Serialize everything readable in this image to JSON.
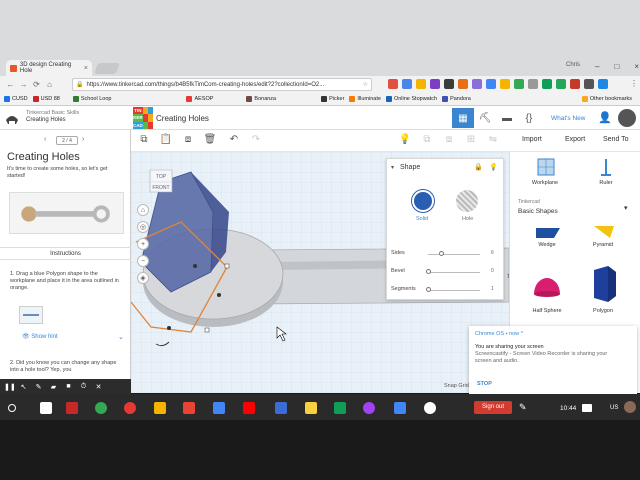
{
  "browser": {
    "tab_title": "3D design Creating Hole",
    "url": "https://www.tinkercad.com/things/b4B5fkTimCom-creating-holes/edit?2?collectionId=O2...",
    "bookmarks": [
      "CUSD",
      "USD 88",
      "School Loop",
      "AESOP",
      "Bonanza",
      "Picker",
      "Illuminate",
      "Online Stopwatch",
      "Pandora"
    ],
    "other_bookmarks": "Other bookmarks",
    "user_chip": "Chris"
  },
  "tinkercad": {
    "breadcrumb_course": "Tinkercad Basic Skills",
    "breadcrumb_lesson": "Creating Holes",
    "logo_letters": [
      "TIN",
      "KER",
      "CAD"
    ],
    "project_title": "Creating Holes",
    "whats_new": "What's New",
    "import_label": "Import",
    "export_label": "Export",
    "send_to_label": "Send To"
  },
  "lesson": {
    "pager": "2 / 4",
    "title": "Creating Holes",
    "intro": "It's time to create some holes, so let's get started!",
    "instructions_header": "Instructions",
    "step1": "1. Drag a blue Polygon shape to the workplane and place it in the area outlined in orange.",
    "show_hint": "Show hint",
    "step2": "2. Did you know you can change any shape into a hole tool? Yep, you"
  },
  "workplane": {
    "viewcube_top": "TOP",
    "viewcube_front": "FRONT",
    "snap_grid": "Snap Grid"
  },
  "inspector": {
    "title": "Shape",
    "solid_label": "Solid",
    "hole_label": "Hole",
    "solid_color": "#2a5eb0",
    "sides_label": "Sides",
    "sides_value": "6",
    "sides_level": 0.25,
    "bevel_label": "Bevel",
    "bevel_value": "0",
    "segments_label": "Segments",
    "segments_value": "1"
  },
  "shapes_panel": {
    "workplane_label": "Workplane",
    "ruler_label": "Ruler",
    "library_source": "Tinkercad",
    "library_selected": "Basic Shapes",
    "items": [
      "Wedge",
      "Pyramid",
      "Half Sphere",
      "Polygon"
    ]
  },
  "notification": {
    "source": "Chrome OS • now ^",
    "title": "You are sharing your screen",
    "body": "Screencastify - Screen Video Recorder is sharing your screen and audio.",
    "stop_label": "STOP"
  },
  "shelf": {
    "sign_out": "Sign out",
    "time": "10:44",
    "keyboard": "US"
  }
}
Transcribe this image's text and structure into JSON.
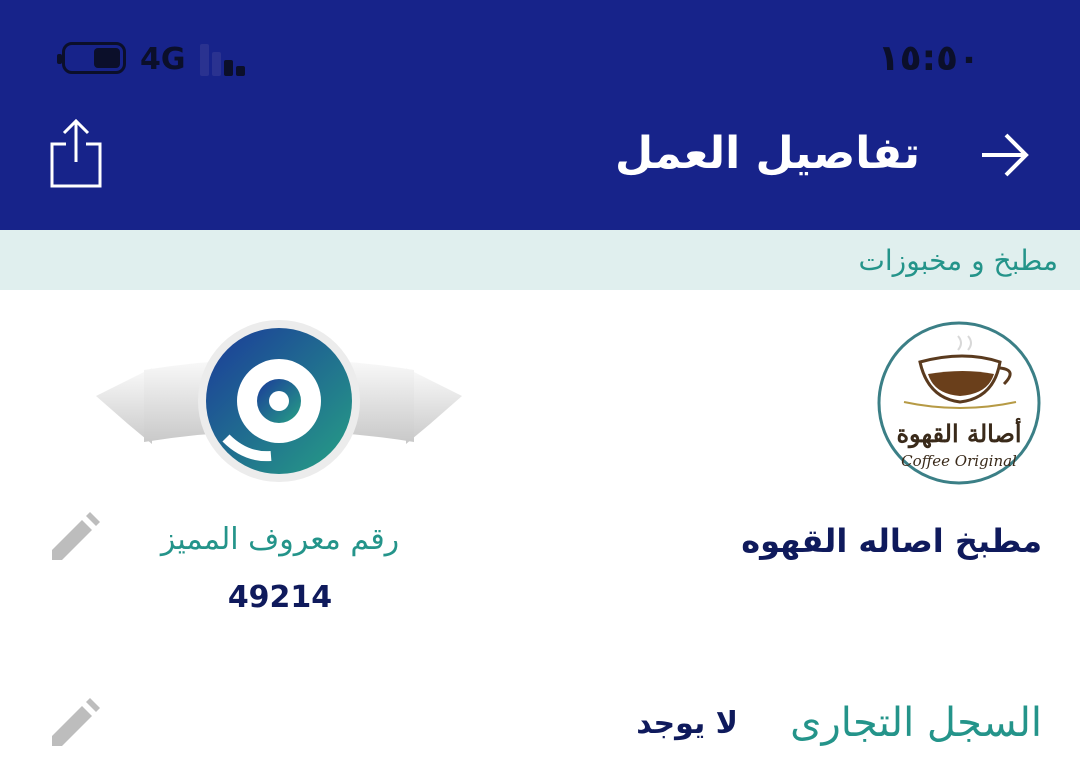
{
  "status_bar": {
    "time": "١٥:٥٠",
    "network": "4G",
    "battery_level": 0.45,
    "signal_bars_active": 2,
    "signal_bars_total": 4
  },
  "header": {
    "title": "تفاصيل العمل",
    "back_icon": "arrow-right-icon",
    "share_icon": "share-icon"
  },
  "category": {
    "label": "مطبخ و مخبوزات"
  },
  "business": {
    "name": "مطبخ اصاله القهوه",
    "logo_text_ar": "أصالة القهوة",
    "logo_text_en": "Coffee Original"
  },
  "maroof": {
    "title": "رقم معروف المميز",
    "number": "49214",
    "logo_icon": "maroof-badge-icon"
  },
  "commercial_register": {
    "label": "السجل التجارى",
    "value": "لا يوجد"
  },
  "colors": {
    "header_bg": "#17238a",
    "category_bg": "#e0efee",
    "accent_green": "#24948a",
    "navy_text": "#0f1a5c",
    "edit_icon": "#bdbdbd"
  }
}
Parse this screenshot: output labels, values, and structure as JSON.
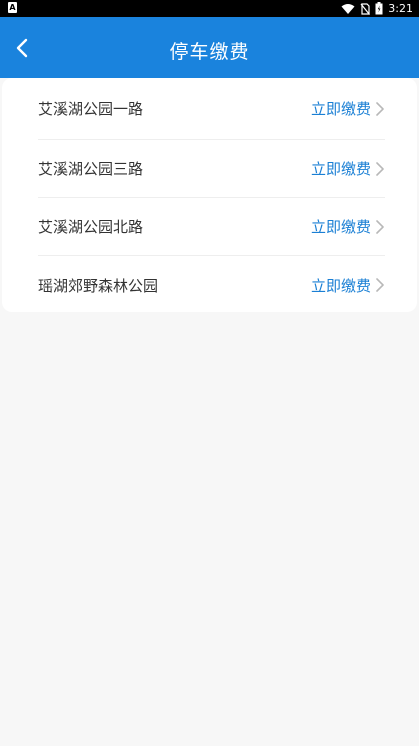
{
  "status_bar": {
    "app_icon_letter": "A",
    "time": "3:21"
  },
  "header": {
    "title": "停车缴费"
  },
  "parking_list": {
    "action_label": "立即缴费",
    "items": [
      {
        "name": "艾溪湖公园一路"
      },
      {
        "name": "艾溪湖公园三路"
      },
      {
        "name": "艾溪湖公园北路"
      },
      {
        "name": "瑶湖郊野森林公园"
      }
    ]
  },
  "colors": {
    "header_bg": "#1a83dd",
    "accent": "#1a7fd4",
    "page_bg": "#f7f7f7"
  }
}
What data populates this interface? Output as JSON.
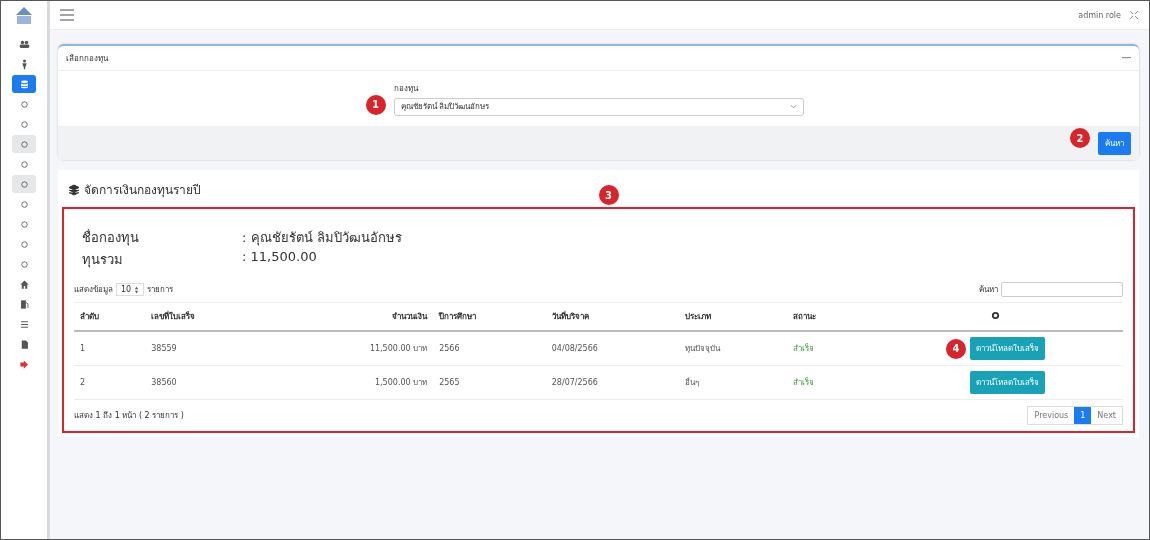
{
  "sidebar": {
    "items": [
      {
        "kind": "users",
        "selected": false,
        "open": false
      },
      {
        "kind": "person",
        "selected": false,
        "open": false
      },
      {
        "kind": "database",
        "selected": true,
        "open": false
      },
      {
        "kind": "circle",
        "selected": false,
        "open": false
      },
      {
        "kind": "circle",
        "selected": false,
        "open": false
      },
      {
        "kind": "circle",
        "selected": false,
        "open": true
      },
      {
        "kind": "circle",
        "selected": false,
        "open": false
      },
      {
        "kind": "circle",
        "selected": false,
        "open": true
      },
      {
        "kind": "circle",
        "selected": false,
        "open": false
      },
      {
        "kind": "circle",
        "selected": false,
        "open": false
      },
      {
        "kind": "circle",
        "selected": false,
        "open": false
      },
      {
        "kind": "circle",
        "selected": false,
        "open": false
      },
      {
        "kind": "home",
        "selected": false,
        "open": false
      },
      {
        "kind": "pump",
        "selected": false,
        "open": false
      },
      {
        "kind": "list",
        "selected": false,
        "open": false
      },
      {
        "kind": "file",
        "selected": false,
        "open": false
      },
      {
        "kind": "logout",
        "selected": false,
        "open": false
      }
    ]
  },
  "header": {
    "user": "admin role"
  },
  "filter_card": {
    "title": "เลือกกองทุน",
    "field_label": "กองทุน",
    "select_value": "คุณชัยรัตน์ ลิมปิวัฒนอักษร",
    "button": "ค้นหา"
  },
  "section": {
    "title": "จัดการเงินกองทุนรายปี",
    "info": [
      {
        "label": "ชื่อกองทุน",
        "value": ": คุณชัยรัตน์ ลิมปิวัฒนอักษร"
      },
      {
        "label": "ทุนรวม",
        "value": ": 11,500.00"
      }
    ],
    "length_prefix": "แสดงข้อมูล",
    "length_value": "10",
    "length_suffix": "รายการ",
    "search_label": "ค้นหา",
    "columns": [
      "ลำดับ",
      "เลขที่ใบเสร็จ",
      "จำนวนเงิน",
      "ปีการศึกษา",
      "วันที่บริจาค",
      "ประเภท",
      "สถานะ"
    ],
    "rows": [
      {
        "no": "1",
        "receipt": "38559",
        "amount": "11,500.00 บาท",
        "year": "2566",
        "date": "04/08/2566",
        "type": "ทุนปัจจุบัน",
        "status": "สำเร็จ",
        "action": "ดาวน์โหลดใบเสร็จ"
      },
      {
        "no": "2",
        "receipt": "38560",
        "amount": "1,500.00 บาท",
        "year": "2565",
        "date": "28/07/2566",
        "type": "อื่นๆ",
        "status": "สำเร็จ",
        "action": "ดาวน์โหลดใบเสร็จ"
      }
    ],
    "info_text": "แสดง 1 ถึง 1 หน้า ( 2 รายการ )",
    "pagination": [
      {
        "label": "Previous",
        "selected": false
      },
      {
        "label": "1",
        "selected": true
      },
      {
        "label": "Next",
        "selected": false
      }
    ]
  },
  "callouts": [
    "1",
    "2",
    "3",
    "4"
  ]
}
==========
## [DO THIS]
Omit every picture, then reproduce the rest of the listing exactly.

## [OUTPUT BELOW]
Serialize everything readable in this image to JSON.
{
  "browser": {
    "tab_title": "3D design Creating Hole",
    "url": "https://www.tinkercad.com/things/b4B5fkTimCom-creating-holes/edit?2?collectionId=O2...",
    "bookmarks": [
      "CUSD",
      "USD 88",
      "School Loop",
      "AESOP",
      "Bonanza",
      "Picker",
      "Illuminate",
      "Online Stopwatch",
      "Pandora"
    ],
    "other_bookmarks": "Other bookmarks",
    "user_chip": "Chris"
  },
  "tinkercad": {
    "breadcrumb_course": "Tinkercad Basic Skills",
    "breadcrumb_lesson": "Creating Holes",
    "logo_letters": [
      "TIN",
      "KER",
      "CAD"
    ],
    "project_title": "Creating Holes",
    "whats_new": "What's New",
    "import_label": "Import",
    "export_label": "Export",
    "send_to_label": "Send To"
  },
  "lesson": {
    "pager": "2 / 4",
    "title": "Creating Holes",
    "intro": "It's time to create some holes, so let's get started!",
    "instructions_header": "Instructions",
    "step1": "1. Drag a blue Polygon shape to the workplane and place it in the area outlined in orange.",
    "show_hint": "Show hint",
    "step2": "2. Did you know you can change any shape into a hole tool? Yep, you"
  },
  "workplane": {
    "viewcube_top": "TOP",
    "viewcube_front": "FRONT",
    "snap_grid": "Snap Grid"
  },
  "inspector": {
    "title": "Shape",
    "solid_label": "Solid",
    "hole_label": "Hole",
    "solid_color": "#2a5eb0",
    "sides_label": "Sides",
    "sides_value": "6",
    "sides_level": 0.25,
    "bevel_label": "Bevel",
    "bevel_value": "0",
    "segments_label": "Segments",
    "segments_value": "1"
  },
  "shapes_panel": {
    "workplane_label": "Workplane",
    "ruler_label": "Ruler",
    "library_source": "Tinkercad",
    "library_selected": "Basic Shapes",
    "items": [
      "Wedge",
      "Pyramid",
      "Half Sphere",
      "Polygon"
    ]
  },
  "notification": {
    "source": "Chrome OS • now ^",
    "title": "You are sharing your screen",
    "body": "Screencastify - Screen Video Recorder is sharing your screen and audio.",
    "stop_label": "STOP"
  },
  "shelf": {
    "sign_out": "Sign out",
    "time": "10:44",
    "keyboard": "US"
  }
}
Transcribe this image's text and structure into JSON.
{
  "status_bar": {
    "time": "١٥:٥٠",
    "network": "4G",
    "battery_level": 0.45,
    "signal_bars_active": 2,
    "signal_bars_total": 4
  },
  "header": {
    "title": "تفاصيل العمل",
    "back_icon": "arrow-right-icon",
    "share_icon": "share-icon"
  },
  "category": {
    "label": "مطبخ و مخبوزات"
  },
  "business": {
    "name": "مطبخ اصاله القهوه",
    "logo_text_ar": "أصالة القهوة",
    "logo_text_en": "Coffee Original"
  },
  "maroof": {
    "title": "رقم معروف المميز",
    "number": "49214",
    "logo_icon": "maroof-badge-icon"
  },
  "commercial_register": {
    "label": "السجل التجارى",
    "value": "لا يوجد"
  },
  "colors": {
    "header_bg": "#17238a",
    "category_bg": "#e0efee",
    "accent_green": "#24948a",
    "navy_text": "#0f1a5c",
    "edit_icon": "#bdbdbd"
  }
}
Parse this screenshot: output labels, values, and structure as JSON.
{
  "status_bar": {
    "app_icon_letter": "A",
    "time": "3:21"
  },
  "header": {
    "title": "停车缴费"
  },
  "parking_list": {
    "action_label": "立即缴费",
    "items": [
      {
        "name": "艾溪湖公园一路"
      },
      {
        "name": "艾溪湖公园三路"
      },
      {
        "name": "艾溪湖公园北路"
      },
      {
        "name": "瑶湖郊野森林公园"
      }
    ]
  },
  "colors": {
    "header_bg": "#1a83dd",
    "accent": "#1a7fd4",
    "page_bg": "#f7f7f7"
  }
}
What data populates this interface? Output as JSON.
{
  "sidebar": {
    "items": [
      {
        "kind": "users",
        "selected": false,
        "open": false
      },
      {
        "kind": "person",
        "selected": false,
        "open": false
      },
      {
        "kind": "database",
        "selected": true,
        "open": false
      },
      {
        "kind": "circle",
        "selected": false,
        "open": false
      },
      {
        "kind": "circle",
        "selected": false,
        "open": false
      },
      {
        "kind": "circle",
        "selected": false,
        "open": true
      },
      {
        "kind": "circle",
        "selected": false,
        "open": false
      },
      {
        "kind": "circle",
        "selected": false,
        "open": true
      },
      {
        "kind": "circle",
        "selected": false,
        "open": false
      },
      {
        "kind": "circle",
        "selected": false,
        "open": false
      },
      {
        "kind": "circle",
        "selected": false,
        "open": false
      },
      {
        "kind": "circle",
        "selected": false,
        "open": false
      },
      {
        "kind": "home",
        "selected": false,
        "open": false
      },
      {
        "kind": "pump",
        "selected": false,
        "open": false
      },
      {
        "kind": "list",
        "selected": false,
        "open": false
      },
      {
        "kind": "file",
        "selected": false,
        "open": false
      },
      {
        "kind": "logout",
        "selected": false,
        "open": false
      }
    ]
  },
  "header": {
    "user": "admin role"
  },
  "filter_card": {
    "title": "เลือกกองทุน",
    "field_label": "กองทุน",
    "select_value": "คุณชัยรัตน์ ลิมปิวัฒนอักษร",
    "button": "ค้นหา"
  },
  "section": {
    "title": "จัดการเงินกองทุนรายปี",
    "info": [
      {
        "label": "ชื่อกองทุน",
        "value": ": คุณชัยรัตน์ ลิมปิวัฒนอักษร"
      },
      {
        "label": "ทุนรวม",
        "value": ": 11,500.00"
      }
    ],
    "length_prefix": "แสดงข้อมูล",
    "length_value": "10",
    "length_suffix": "รายการ",
    "search_label": "ค้นหา",
    "columns": [
      "ลำดับ",
      "เลขที่ใบเสร็จ",
      "จำนวนเงิน",
      "ปีการศึกษา",
      "วันที่บริจาค",
      "ประเภท",
      "สถานะ"
    ],
    "rows": [
      {
        "no": "1",
        "receipt": "38559",
        "amount": "11,500.00 บาท",
        "year": "2566",
        "date": "04/08/2566",
        "type": "ทุนปัจจุบัน",
        "status": "สำเร็จ",
        "action": "ดาวน์โหลดใบเสร็จ"
      },
      {
        "no": "2",
        "receipt": "38560",
        "amount": "1,500.00 บาท",
        "year": "2565",
        "date": "28/07/2566",
        "type": "อื่นๆ",
        "status": "สำเร็จ",
        "action": "ดาวน์โหลดใบเสร็จ"
      }
    ],
    "info_text": "แสดง 1 ถึง 1 หน้า ( 2 รายการ )",
    "pagination": [
      {
        "label": "Previous",
        "selected": false
      },
      {
        "label": "1",
        "selected": true
      },
      {
        "label": "Next",
        "selected": false
      }
    ]
  },
  "callouts": [
    "1",
    "2",
    "3",
    "4"
  ]
}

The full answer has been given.